[Records from a collection]
==========
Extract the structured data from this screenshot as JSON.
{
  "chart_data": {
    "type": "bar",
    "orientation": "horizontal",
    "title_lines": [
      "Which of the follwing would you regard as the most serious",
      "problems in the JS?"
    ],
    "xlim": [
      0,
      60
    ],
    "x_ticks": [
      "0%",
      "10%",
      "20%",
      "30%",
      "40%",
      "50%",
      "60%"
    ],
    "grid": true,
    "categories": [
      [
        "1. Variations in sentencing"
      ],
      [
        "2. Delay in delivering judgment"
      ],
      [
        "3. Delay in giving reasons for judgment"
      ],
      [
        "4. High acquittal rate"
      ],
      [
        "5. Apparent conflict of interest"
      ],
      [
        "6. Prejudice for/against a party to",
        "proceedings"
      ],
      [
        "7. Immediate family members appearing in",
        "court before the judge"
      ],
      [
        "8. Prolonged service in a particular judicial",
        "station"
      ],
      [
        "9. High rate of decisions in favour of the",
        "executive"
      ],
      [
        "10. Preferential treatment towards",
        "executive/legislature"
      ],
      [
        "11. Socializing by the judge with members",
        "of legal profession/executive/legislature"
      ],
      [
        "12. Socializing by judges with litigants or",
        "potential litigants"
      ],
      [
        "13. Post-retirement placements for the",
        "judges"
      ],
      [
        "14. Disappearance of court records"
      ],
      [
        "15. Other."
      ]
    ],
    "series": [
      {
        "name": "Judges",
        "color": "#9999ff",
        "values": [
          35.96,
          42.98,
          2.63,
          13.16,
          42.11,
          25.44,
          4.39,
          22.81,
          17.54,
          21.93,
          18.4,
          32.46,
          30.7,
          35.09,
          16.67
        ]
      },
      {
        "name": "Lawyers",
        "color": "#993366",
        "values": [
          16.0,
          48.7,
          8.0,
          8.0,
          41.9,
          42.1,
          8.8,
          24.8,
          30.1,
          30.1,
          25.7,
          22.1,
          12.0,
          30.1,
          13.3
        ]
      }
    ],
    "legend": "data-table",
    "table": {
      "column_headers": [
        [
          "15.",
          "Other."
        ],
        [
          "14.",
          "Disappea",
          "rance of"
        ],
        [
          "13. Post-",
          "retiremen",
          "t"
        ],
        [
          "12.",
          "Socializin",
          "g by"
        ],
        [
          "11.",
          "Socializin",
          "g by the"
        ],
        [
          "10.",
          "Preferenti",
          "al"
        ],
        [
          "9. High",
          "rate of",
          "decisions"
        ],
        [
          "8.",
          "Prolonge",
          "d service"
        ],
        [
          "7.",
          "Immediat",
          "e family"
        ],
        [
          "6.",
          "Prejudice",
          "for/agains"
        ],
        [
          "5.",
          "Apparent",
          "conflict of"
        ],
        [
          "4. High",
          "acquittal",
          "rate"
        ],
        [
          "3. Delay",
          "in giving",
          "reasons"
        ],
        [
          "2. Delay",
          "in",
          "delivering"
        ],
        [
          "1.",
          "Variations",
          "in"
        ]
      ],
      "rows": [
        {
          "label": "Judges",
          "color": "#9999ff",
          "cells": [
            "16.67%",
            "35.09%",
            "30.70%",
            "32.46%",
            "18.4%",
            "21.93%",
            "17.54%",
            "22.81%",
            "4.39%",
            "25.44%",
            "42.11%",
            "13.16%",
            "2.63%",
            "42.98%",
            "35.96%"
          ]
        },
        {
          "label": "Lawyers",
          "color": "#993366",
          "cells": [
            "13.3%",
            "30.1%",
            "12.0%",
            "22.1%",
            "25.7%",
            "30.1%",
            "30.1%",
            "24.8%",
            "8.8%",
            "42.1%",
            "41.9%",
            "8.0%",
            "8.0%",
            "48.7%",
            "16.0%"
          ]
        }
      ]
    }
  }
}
==========
### EXERCISE INSTRUCTIONS
Find every line that holds "decisions" and copy it.

### RESULT FOR THIS TASK
        "9. High rate of decisions in favour of the",
          "decisions"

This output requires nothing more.